Objective — Answer with nothing but the number of lines that include the word "snowshoe".

Input data —
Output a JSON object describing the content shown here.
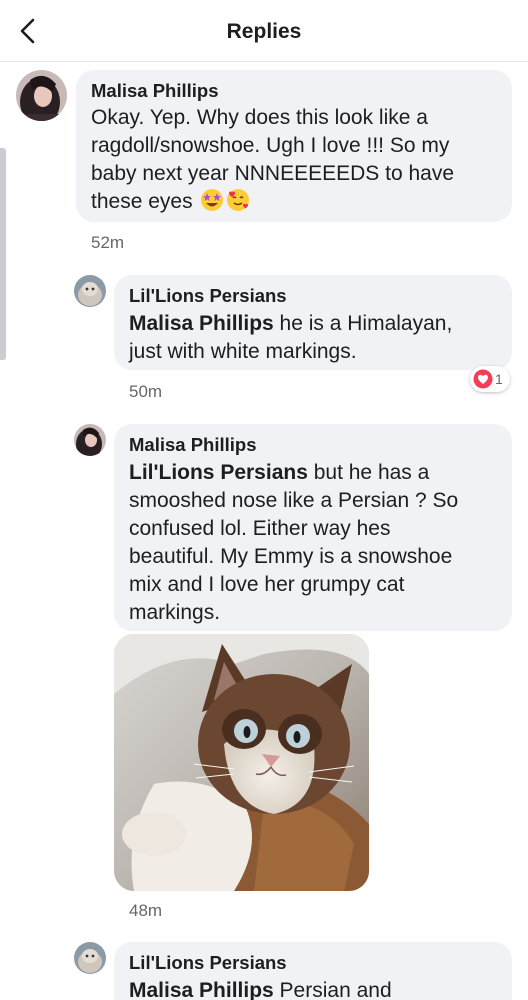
{
  "header": {
    "title": "Replies",
    "back_icon": "chevron-left-icon"
  },
  "comments": [
    {
      "author": "Malisa Phillips",
      "lines": [
        "Okay. Yep. Why does this look like a",
        "ragdoll/snowshoe. Ugh I love !!! So my",
        "baby next year NNNEEEEEDS to have",
        "these eyes"
      ],
      "emojis": [
        "star-struck-icon",
        "smiling-hearts-icon"
      ],
      "time": "52m"
    },
    {
      "author": "Lil'Lions Persians",
      "mention": "Malisa Phillips",
      "line1_rest": " he is a Himalayan,",
      "line2": "just with white markings.",
      "time": "50m",
      "reaction": {
        "icon": "heart-icon",
        "count": "1",
        "color": "#f33e58"
      }
    },
    {
      "author": "Malisa Phillips",
      "mention": "Lil'Lions Persians",
      "line1_rest": " but he has a",
      "lines": [
        "smooshed nose like a Persian ? So",
        "confused lol. Either way hes",
        "beautiful. My Emmy is a snowshoe",
        "mix and I love her grumpy cat",
        "markings."
      ],
      "photo": "cat-photo",
      "time": "48m"
    },
    {
      "author": "Lil'Lions Persians",
      "mention": "Malisa Phillips",
      "partial_rest": " Persian and"
    }
  ]
}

Output below — 2